SOURCE DATA:
-------------------------

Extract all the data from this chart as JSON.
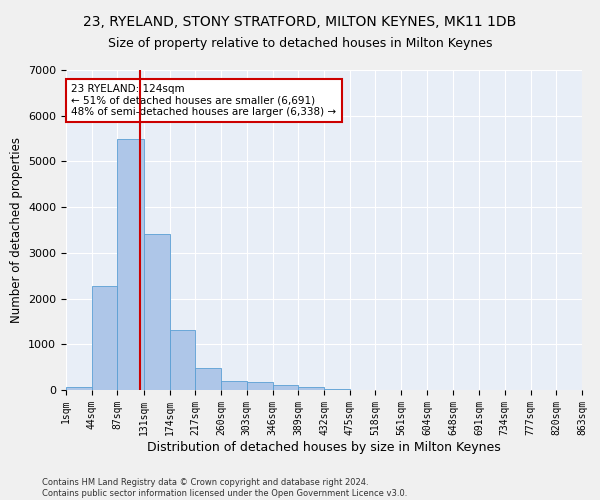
{
  "title": "23, RYELAND, STONY STRATFORD, MILTON KEYNES, MK11 1DB",
  "subtitle": "Size of property relative to detached houses in Milton Keynes",
  "xlabel": "Distribution of detached houses by size in Milton Keynes",
  "ylabel": "Number of detached properties",
  "footnote": "Contains HM Land Registry data © Crown copyright and database right 2024.\nContains public sector information licensed under the Open Government Licence v3.0.",
  "bar_values": [
    70,
    2280,
    5500,
    3420,
    1310,
    490,
    200,
    170,
    100,
    60,
    30,
    10,
    5,
    3,
    2,
    1,
    1,
    1,
    0,
    0
  ],
  "bin_edges": [
    1,
    44,
    87,
    131,
    174,
    217,
    260,
    303,
    346,
    389,
    432,
    475,
    518,
    561,
    604,
    648,
    691,
    734,
    777,
    820,
    863
  ],
  "bar_color": "#aec6e8",
  "bar_edge_color": "#5a9fd4",
  "vline_x": 124,
  "vline_color": "#cc0000",
  "annotation_text": "23 RYELAND: 124sqm\n← 51% of detached houses are smaller (6,691)\n48% of semi-detached houses are larger (6,338) →",
  "annotation_box_color": "#ffffff",
  "annotation_box_edge": "#cc0000",
  "ylim": [
    0,
    7000
  ],
  "background_color": "#e8eef7",
  "grid_color": "#ffffff",
  "title_fontsize": 10,
  "subtitle_fontsize": 9,
  "xlabel_fontsize": 9,
  "ylabel_fontsize": 8.5,
  "tick_fontsize": 7,
  "footnote_fontsize": 6,
  "annotation_fontsize": 7.5
}
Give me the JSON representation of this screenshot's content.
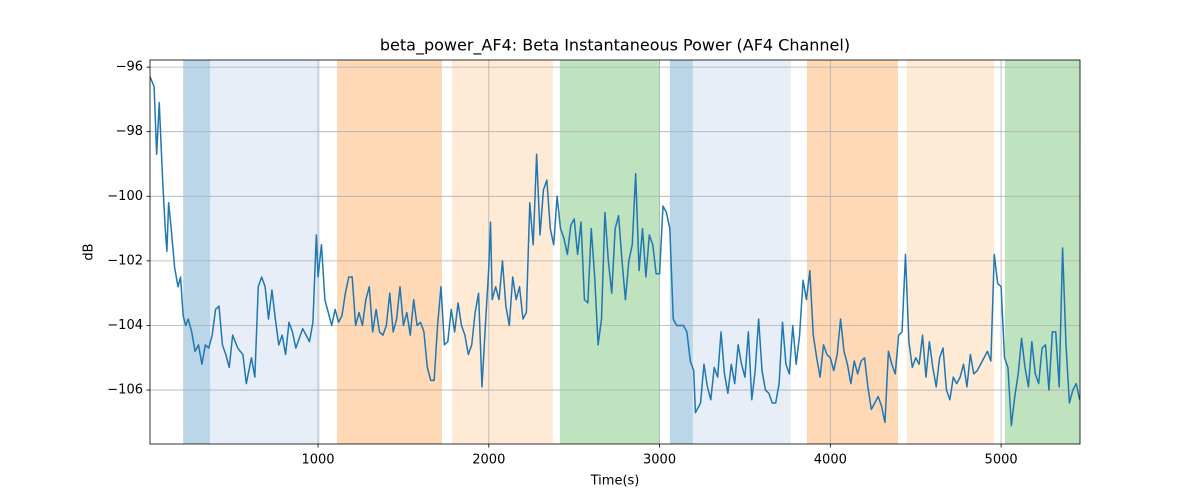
{
  "chart_data": {
    "type": "line",
    "title": "beta_power_AF4: Beta Instantaneous Power (AF4 Channel)",
    "xlabel": "Time(s)",
    "ylabel": "dB",
    "xlim": [
      16,
      5462
    ],
    "ylim": [
      -107.67,
      -95.78
    ],
    "xticks": [
      1000,
      2000,
      3000,
      4000,
      5000
    ],
    "yticks": [
      {
        "value": -96,
        "label": "−96"
      },
      {
        "value": -98,
        "label": "−98"
      },
      {
        "value": -100,
        "label": "−100"
      },
      {
        "value": -102,
        "label": "−102"
      },
      {
        "value": -104,
        "label": "−104"
      },
      {
        "value": -106,
        "label": "−106"
      }
    ],
    "grid": true,
    "span_opacity": 0.3,
    "spans": [
      {
        "start": 210,
        "end": 368,
        "color": "#1f77b4"
      },
      {
        "start": 368,
        "end": 1012,
        "color": "#aec7e8"
      },
      {
        "start": 1111,
        "end": 1726,
        "color": "#ff7f0e"
      },
      {
        "start": 1784,
        "end": 2375,
        "color": "#ffbb78"
      },
      {
        "start": 2416,
        "end": 3000,
        "color": "#2ca02c"
      },
      {
        "start": 3060,
        "end": 3195,
        "color": "#1f77b4"
      },
      {
        "start": 3195,
        "end": 3769,
        "color": "#aec7e8"
      },
      {
        "start": 3863,
        "end": 4396,
        "color": "#ff7f0e"
      },
      {
        "start": 4448,
        "end": 4958,
        "color": "#ffbb78"
      },
      {
        "start": 5022,
        "end": 5462,
        "color": "#2ca02c"
      }
    ],
    "x": [
      16,
      40,
      55,
      70,
      90,
      105,
      115,
      125,
      140,
      160,
      180,
      195,
      210,
      225,
      240,
      260,
      280,
      300,
      320,
      340,
      360,
      380,
      400,
      420,
      440,
      460,
      480,
      500,
      530,
      560,
      580,
      610,
      630,
      650,
      670,
      690,
      710,
      730,
      750,
      770,
      790,
      810,
      830,
      850,
      870,
      890,
      910,
      930,
      950,
      970,
      990,
      1000,
      1020,
      1040,
      1060,
      1080,
      1100,
      1120,
      1140,
      1160,
      1180,
      1200,
      1220,
      1240,
      1260,
      1280,
      1300,
      1320,
      1340,
      1360,
      1380,
      1400,
      1420,
      1440,
      1460,
      1480,
      1500,
      1520,
      1540,
      1560,
      1580,
      1600,
      1620,
      1640,
      1660,
      1680,
      1700,
      1720,
      1740,
      1760,
      1780,
      1800,
      1820,
      1840,
      1860,
      1880,
      1900,
      1920,
      1940,
      1960,
      1980,
      2000,
      2010,
      2020,
      2040,
      2060,
      2080,
      2100,
      2120,
      2140,
      2160,
      2180,
      2200,
      2220,
      2240,
      2260,
      2280,
      2300,
      2320,
      2340,
      2360,
      2380,
      2400,
      2420,
      2440,
      2460,
      2480,
      2500,
      2520,
      2540,
      2560,
      2580,
      2600,
      2620,
      2640,
      2660,
      2680,
      2700,
      2720,
      2740,
      2760,
      2780,
      2800,
      2820,
      2840,
      2860,
      2880,
      2900,
      2920,
      2940,
      2960,
      2980,
      3000,
      3020,
      3040,
      3060,
      3080,
      3100,
      3120,
      3140,
      3160,
      3180,
      3200,
      3210,
      3240,
      3260,
      3280,
      3300,
      3320,
      3340,
      3360,
      3380,
      3400,
      3420,
      3440,
      3460,
      3480,
      3500,
      3520,
      3540,
      3560,
      3580,
      3600,
      3620,
      3640,
      3660,
      3680,
      3700,
      3720,
      3740,
      3760,
      3780,
      3800,
      3820,
      3840,
      3860,
      3880,
      3900,
      3920,
      3940,
      3960,
      3980,
      4000,
      4020,
      4040,
      4060,
      4080,
      4100,
      4120,
      4140,
      4160,
      4180,
      4200,
      4220,
      4240,
      4260,
      4280,
      4300,
      4320,
      4340,
      4360,
      4380,
      4400,
      4420,
      4440,
      4460,
      4480,
      4500,
      4520,
      4540,
      4560,
      4580,
      4600,
      4620,
      4640,
      4660,
      4680,
      4700,
      4720,
      4740,
      4760,
      4780,
      4800,
      4820,
      4840,
      4860,
      4880,
      4900,
      4920,
      4940,
      4960,
      4980,
      5000,
      5020,
      5040,
      5060,
      5080,
      5100,
      5120,
      5140,
      5160,
      5180,
      5200,
      5220,
      5240,
      5260,
      5280,
      5300,
      5320,
      5340,
      5360,
      5380,
      5400,
      5420,
      5440,
      5460
    ],
    "series": [
      {
        "name": "beta_power_AF4",
        "color": "#1f77b4",
        "values": [
          -96.3,
          -96.6,
          -98.7,
          -97.1,
          -99.5,
          -101.0,
          -101.7,
          -100.2,
          -101.0,
          -102.2,
          -102.8,
          -102.5,
          -103.7,
          -104.0,
          -103.8,
          -104.2,
          -104.8,
          -104.6,
          -105.2,
          -104.6,
          -104.7,
          -104.3,
          -103.5,
          -103.4,
          -104.6,
          -104.9,
          -105.3,
          -104.3,
          -104.7,
          -104.9,
          -105.8,
          -105.0,
          -105.6,
          -102.8,
          -102.5,
          -102.8,
          -103.8,
          -102.9,
          -103.8,
          -104.6,
          -104.3,
          -104.9,
          -103.9,
          -104.2,
          -104.7,
          -104.4,
          -104.1,
          -104.3,
          -104.5,
          -103.9,
          -101.2,
          -102.5,
          -101.5,
          -103.2,
          -103.6,
          -104.0,
          -103.5,
          -103.9,
          -103.7,
          -103.0,
          -102.5,
          -102.5,
          -104.0,
          -103.6,
          -104.0,
          -103.2,
          -102.8,
          -104.2,
          -103.5,
          -104.2,
          -104.3,
          -104.0,
          -103.0,
          -104.2,
          -103.8,
          -102.8,
          -104.0,
          -103.6,
          -104.3,
          -103.2,
          -104.0,
          -103.9,
          -104.2,
          -105.3,
          -105.7,
          -105.7,
          -104.0,
          -102.8,
          -104.6,
          -104.5,
          -103.5,
          -104.2,
          -103.3,
          -104.0,
          -104.3,
          -104.9,
          -104.6,
          -103.6,
          -103.0,
          -105.9,
          -104.0,
          -102.2,
          -100.8,
          -103.2,
          -102.8,
          -103.2,
          -102.0,
          -103.4,
          -104.0,
          -102.5,
          -103.2,
          -102.8,
          -103.8,
          -103.6,
          -100.2,
          -101.5,
          -98.7,
          -101.2,
          -99.8,
          -99.5,
          -101.0,
          -101.5,
          -100.0,
          -101.0,
          -101.3,
          -101.8,
          -100.9,
          -100.7,
          -101.8,
          -100.8,
          -103.2,
          -103.3,
          -101.0,
          -102.5,
          -104.6,
          -103.8,
          -100.5,
          -102.0,
          -103.0,
          -101.0,
          -100.6,
          -102.0,
          -103.2,
          -102.0,
          -101.5,
          -99.3,
          -102.3,
          -101.0,
          -102.5,
          -101.2,
          -101.5,
          -102.4,
          -102.4,
          -100.3,
          -100.5,
          -101.0,
          -103.8,
          -104.0,
          -104.0,
          -104.0,
          -104.2,
          -105.1,
          -105.4,
          -106.7,
          -106.4,
          -105.2,
          -105.9,
          -106.3,
          -105.3,
          -105.6,
          -104.2,
          -105.5,
          -106.1,
          -105.2,
          -105.8,
          -104.6,
          -105.2,
          -105.6,
          -104.2,
          -106.3,
          -105.4,
          -103.8,
          -105.4,
          -106.0,
          -106.1,
          -106.4,
          -106.4,
          -105.8,
          -103.9,
          -105.2,
          -105.5,
          -104.0,
          -105.2,
          -104.3,
          -102.6,
          -103.2,
          -102.3,
          -104.3,
          -105.0,
          -105.6,
          -104.6,
          -104.9,
          -105.0,
          -105.4,
          -104.9,
          -103.8,
          -104.8,
          -105.2,
          -105.8,
          -105.1,
          -105.5,
          -105.1,
          -105.0,
          -105.9,
          -106.6,
          -106.4,
          -106.2,
          -106.5,
          -107.0,
          -104.8,
          -105.2,
          -105.5,
          -104.3,
          -104.2,
          -101.8,
          -104.5,
          -105.3,
          -105.0,
          -105.2,
          -104.3,
          -105.6,
          -104.5,
          -105.3,
          -105.9,
          -105.0,
          -104.7,
          -106.0,
          -106.3,
          -105.6,
          -105.8,
          -105.6,
          -105.2,
          -105.9,
          -104.9,
          -105.5,
          -105.4,
          -105.2,
          -105.0,
          -104.8,
          -105.1,
          -101.8,
          -102.7,
          -102.8,
          -105.0,
          -105.3,
          -107.1,
          -106.2,
          -105.5,
          -104.4,
          -105.3,
          -105.9,
          -104.5,
          -105.5,
          -105.8,
          -104.7,
          -104.6,
          -106.0,
          -104.2,
          -104.2,
          -105.9,
          -101.6,
          -104.6,
          -106.4,
          -106.0,
          -105.8,
          -106.3
        ]
      }
    ]
  }
}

-------------------------

WHAT YOU ARE ASKED TO DO:
Return all lines containing the word "RYELAND".

WRITTEN SOLUTION:
  "title": "23, RYELAND, STONY STRATFORD, MILTON KEYNES, MK11 1DB",
  "annotation_text": "23 RYELAND: 124sqm\n← 51% of detached houses are smaller (6,691)\n48% of semi-detached houses are larger (6,338) →",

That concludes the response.